Take every line that has the string "seul" and copy it out.

--- BEGIN ---

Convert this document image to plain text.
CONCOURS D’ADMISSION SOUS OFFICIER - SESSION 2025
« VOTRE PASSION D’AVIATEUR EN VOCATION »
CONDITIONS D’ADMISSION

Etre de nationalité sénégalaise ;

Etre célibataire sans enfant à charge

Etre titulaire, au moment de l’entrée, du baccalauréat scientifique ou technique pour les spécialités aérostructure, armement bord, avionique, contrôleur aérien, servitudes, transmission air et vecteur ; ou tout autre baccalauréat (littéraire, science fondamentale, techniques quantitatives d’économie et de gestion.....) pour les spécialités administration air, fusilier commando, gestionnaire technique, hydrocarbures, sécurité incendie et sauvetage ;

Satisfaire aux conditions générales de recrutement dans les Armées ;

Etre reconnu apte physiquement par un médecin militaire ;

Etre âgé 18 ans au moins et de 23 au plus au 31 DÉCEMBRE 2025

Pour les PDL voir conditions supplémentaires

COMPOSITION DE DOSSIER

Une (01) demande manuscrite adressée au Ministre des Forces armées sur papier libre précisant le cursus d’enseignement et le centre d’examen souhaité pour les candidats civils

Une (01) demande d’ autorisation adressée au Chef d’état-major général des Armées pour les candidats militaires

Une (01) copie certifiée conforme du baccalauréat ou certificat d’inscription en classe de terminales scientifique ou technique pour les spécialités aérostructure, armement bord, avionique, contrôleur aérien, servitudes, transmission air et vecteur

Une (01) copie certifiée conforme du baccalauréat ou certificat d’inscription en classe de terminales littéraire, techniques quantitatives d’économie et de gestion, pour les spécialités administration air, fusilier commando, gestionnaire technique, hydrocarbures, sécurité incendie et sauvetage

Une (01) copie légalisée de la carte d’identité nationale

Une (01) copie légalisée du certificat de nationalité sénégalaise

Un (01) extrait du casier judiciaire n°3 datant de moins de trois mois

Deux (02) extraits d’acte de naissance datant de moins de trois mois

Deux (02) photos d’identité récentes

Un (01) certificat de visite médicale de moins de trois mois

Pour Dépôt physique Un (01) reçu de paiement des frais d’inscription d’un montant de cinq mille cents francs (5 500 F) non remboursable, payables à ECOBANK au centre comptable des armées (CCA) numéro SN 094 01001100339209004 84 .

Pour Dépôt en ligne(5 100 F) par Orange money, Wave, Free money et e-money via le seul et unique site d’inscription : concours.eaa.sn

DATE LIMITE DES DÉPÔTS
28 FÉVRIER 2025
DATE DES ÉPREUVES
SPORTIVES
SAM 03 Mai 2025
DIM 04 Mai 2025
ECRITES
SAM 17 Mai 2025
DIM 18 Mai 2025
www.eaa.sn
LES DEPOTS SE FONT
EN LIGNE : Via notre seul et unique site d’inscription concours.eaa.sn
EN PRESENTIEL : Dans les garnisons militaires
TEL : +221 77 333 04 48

--- END ---

§ CORRECT RESULT:
Pour Dépôt en ligne(5 100 F) par Orange money, Wave, Free money et e-money via le seul et unique site d’inscription : concours.eaa.sn
EN LIGNE : Via notre seul et unique site d’inscription concours.eaa.sn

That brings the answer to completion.